Given instruction: Check each line of the data for "inserting" and select those that have it.

Data rows:
━━━━━━━━

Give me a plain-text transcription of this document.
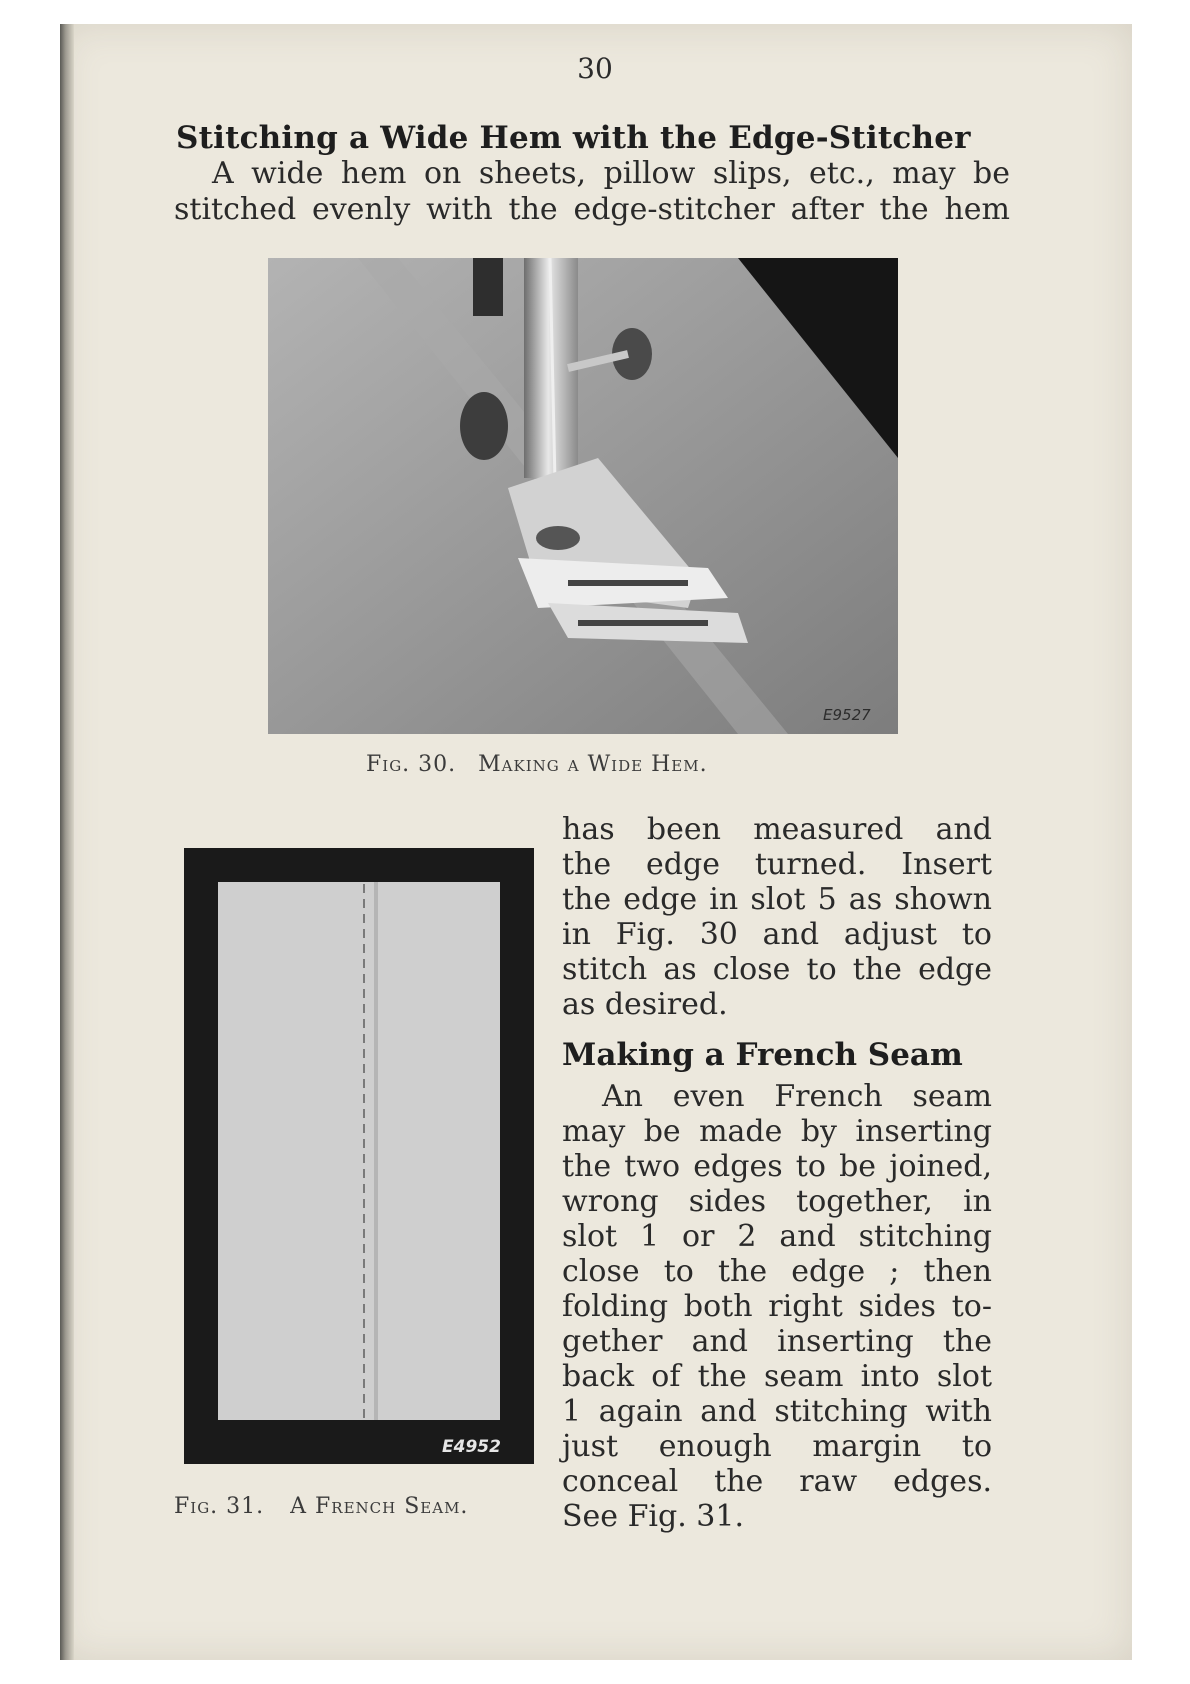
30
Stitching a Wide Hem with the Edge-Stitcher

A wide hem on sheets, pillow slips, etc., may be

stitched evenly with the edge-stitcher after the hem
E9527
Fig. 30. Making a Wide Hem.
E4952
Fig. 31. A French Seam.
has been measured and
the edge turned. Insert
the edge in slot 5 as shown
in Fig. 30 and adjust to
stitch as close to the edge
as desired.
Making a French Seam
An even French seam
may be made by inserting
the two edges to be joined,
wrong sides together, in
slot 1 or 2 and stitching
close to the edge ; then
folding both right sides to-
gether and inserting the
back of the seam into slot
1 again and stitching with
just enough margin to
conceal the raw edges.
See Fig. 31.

━━━━━━━━

Expected answer:
may be made by inserting
gether and inserting the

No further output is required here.